(Saved entries)
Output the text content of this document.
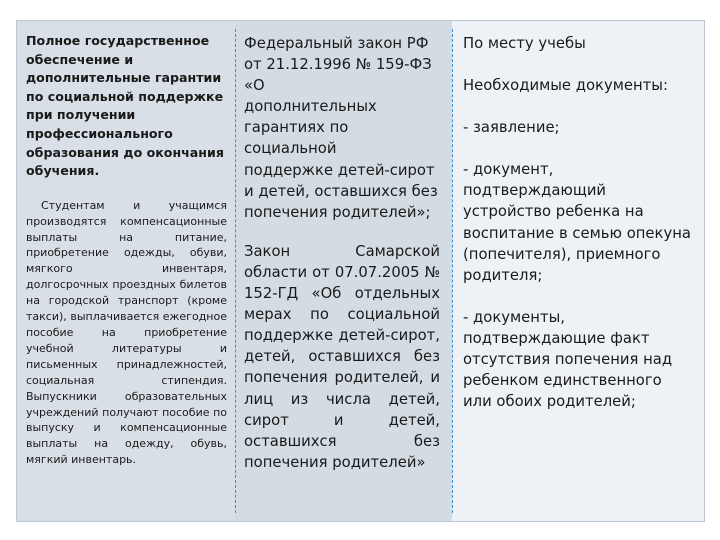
Полное государственное
обеспечение и
дополнительные гарантии
по социальной поддержке
при получении
профессионального
образования до окончания
обучения.

Студентам и учащимся производятся компенсационные выплаты на питание, приобретение одежды, обуви, мягкого инвентаря, долгосрочных проездных билетов на городской транспорт (кроме такси), выплачивается ежегодное пособие на приобретение учебной литературы и письменных принадлежностей, социальная стипендия. Выпускники образовательных учреждений получают пособие по выпуску и компенсационные выплаты на одежду, обувь, мягкий инвентарь.

Федеральный закон РФ
от 21.12.1996 № 159-ФЗ «О
дополнительных
гарантиях по социальной
поддержке детей-сирот
и детей, оставшихся без
попечения родителей»;

Закон Самарской области от 07.07.2005 № 152-ГД «Об отдельных мерах по социальной поддержке детей-сирот, детей, оставшихся без попечения родителей, и лиц из числа детей, сирот и детей, оставшихся без попечения родителей»

По месту учебы

Необходимые документы:

- заявление;

- документ, подтверждающий устройство ребенка на воспитание в семью опекуна (попечителя), приемного родителя;

- документы, подтверждающие факт отсутствия попечения над ребенком единственного или обоих родителей;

• EXERCISE INSTRUCTIONS:
Pick out every line of the listing containing the word "сирот", and show those lines.

• EXERCISE RESULT:
поддержке детей-сирот
Закон Самарской области от 07.07.2005 № 152-ГД «Об отдельных мерах по социальной поддержке детей-сирот, детей, оставшихся без попечения родителей, и лиц из числа детей, сирот и детей, оставшихся без попечения родителей»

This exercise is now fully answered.